Walking past a house with a large box on the stoop, your mouth starts to salivate. A meal kit waiting for its owner to make the evening dinner. They pick up the box before coming inside. No pizza delivery to call as soon as you get home.
Put the box on the kitchen counter. Get everything out. Do a bit of mild prep. No knifes or cutting boards. Get dinner started. Pour a glass of wine and you won't even need to use the wine in your dish.
You might have to wash the plates and silverware later; otherwise, you have worked very little to have a high quality meal after a hard day at work.
The food looks good. You don't have to worry about leftovers. The people in the ads look like they enjoy the food.
Meal kits were an ideal even before the COVID-19 pandemic started. The beauty of a home-cooked meal with the advantages of eating out without the disadvantages of eating out. Working from home during the pandemic meant you didn't have to go outside your stoop for a nice dinner that you didn't really have to cook.
Some restaurants got the brilliant idea to create meal kits for delivery so customers can have their food with the convenience of the meal kit.
++++++++
What to do:
Proceed with the piece on meal kits, writing on from its last sentence about restaurants offering meal kits for delivery. The records that come next are separate material, unrelated to the piece on meal kits.
++++++++
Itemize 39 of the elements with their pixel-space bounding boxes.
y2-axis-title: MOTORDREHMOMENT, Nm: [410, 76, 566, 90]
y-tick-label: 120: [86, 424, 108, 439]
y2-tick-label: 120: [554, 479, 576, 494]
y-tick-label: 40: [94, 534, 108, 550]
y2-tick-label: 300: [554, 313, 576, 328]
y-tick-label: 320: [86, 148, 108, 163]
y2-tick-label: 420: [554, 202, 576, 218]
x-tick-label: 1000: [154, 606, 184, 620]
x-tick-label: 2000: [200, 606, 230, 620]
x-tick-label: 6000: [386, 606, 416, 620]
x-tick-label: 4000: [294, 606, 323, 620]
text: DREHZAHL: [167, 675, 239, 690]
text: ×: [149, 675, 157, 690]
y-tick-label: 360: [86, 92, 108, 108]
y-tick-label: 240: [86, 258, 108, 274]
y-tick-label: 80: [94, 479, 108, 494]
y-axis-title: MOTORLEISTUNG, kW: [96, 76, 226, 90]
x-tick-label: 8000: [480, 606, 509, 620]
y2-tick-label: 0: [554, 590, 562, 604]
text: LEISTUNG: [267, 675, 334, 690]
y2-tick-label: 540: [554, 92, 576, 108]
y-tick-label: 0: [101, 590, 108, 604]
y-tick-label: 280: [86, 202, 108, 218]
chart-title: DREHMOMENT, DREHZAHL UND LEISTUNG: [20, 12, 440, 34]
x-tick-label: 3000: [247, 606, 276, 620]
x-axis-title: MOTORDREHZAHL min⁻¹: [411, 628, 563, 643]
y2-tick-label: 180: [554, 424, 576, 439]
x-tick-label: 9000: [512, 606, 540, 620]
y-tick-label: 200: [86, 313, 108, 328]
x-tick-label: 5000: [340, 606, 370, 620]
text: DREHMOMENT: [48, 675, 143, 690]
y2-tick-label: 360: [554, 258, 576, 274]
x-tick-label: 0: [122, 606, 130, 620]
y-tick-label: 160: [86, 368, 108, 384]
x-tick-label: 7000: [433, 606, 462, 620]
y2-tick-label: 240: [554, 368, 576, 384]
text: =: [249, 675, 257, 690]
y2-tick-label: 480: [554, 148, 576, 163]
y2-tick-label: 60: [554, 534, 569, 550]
++++++++
Output:
Green Chef, Hello Fresh, Freshly, Blue Apron, Sun Basket, Home Chef, Dinnerly. So many of these and other choices. Why would anyone not choose to do a meal kit?
Before the pandemic, your humble narrator saw meal kits as a very niche market. Those with enough money, very busy lives, no desire to cook, and no interest in going to a grocery store. You can make plenty of $ off of people in this group.
The financial divide between the few "haves" and the many "have nots" can make meal kits seem elitist. Families who struggle to come up with meals that feed leftovers, who makes beans and rice because the food is filling and cheap might struggle with the idea of a large, expensive box designed not to create a second meal.
Let's throw out financial concerns aside. You've been cooking for yourself for like 400 days in a row. Why not have a box come to you and help you out for a night. A splurge to have someone else do the hard part.
All the ads I see involve a subscription basis. The idea of a 1-time shot isn't in their business model.
"12 free meals" sounds good even if you have to buy a lot of meals to get 12 for free.
If you are willing to give a meal kit a try say every Friday after a rough week, well, meal kits aren't for you short of a local restaurant doing something similar. This is not a casual transaction. Dive into the deep end or stay out of the pool.
An expensive, limited meal several times a week can be nirvana to those who qualify. If you don't qualify, you are out of luck, even if you are desperately interested.
That local restaurant will serve you a meal whether you come every Friday, 3 times a week, or once a month. Meal kits, not so much.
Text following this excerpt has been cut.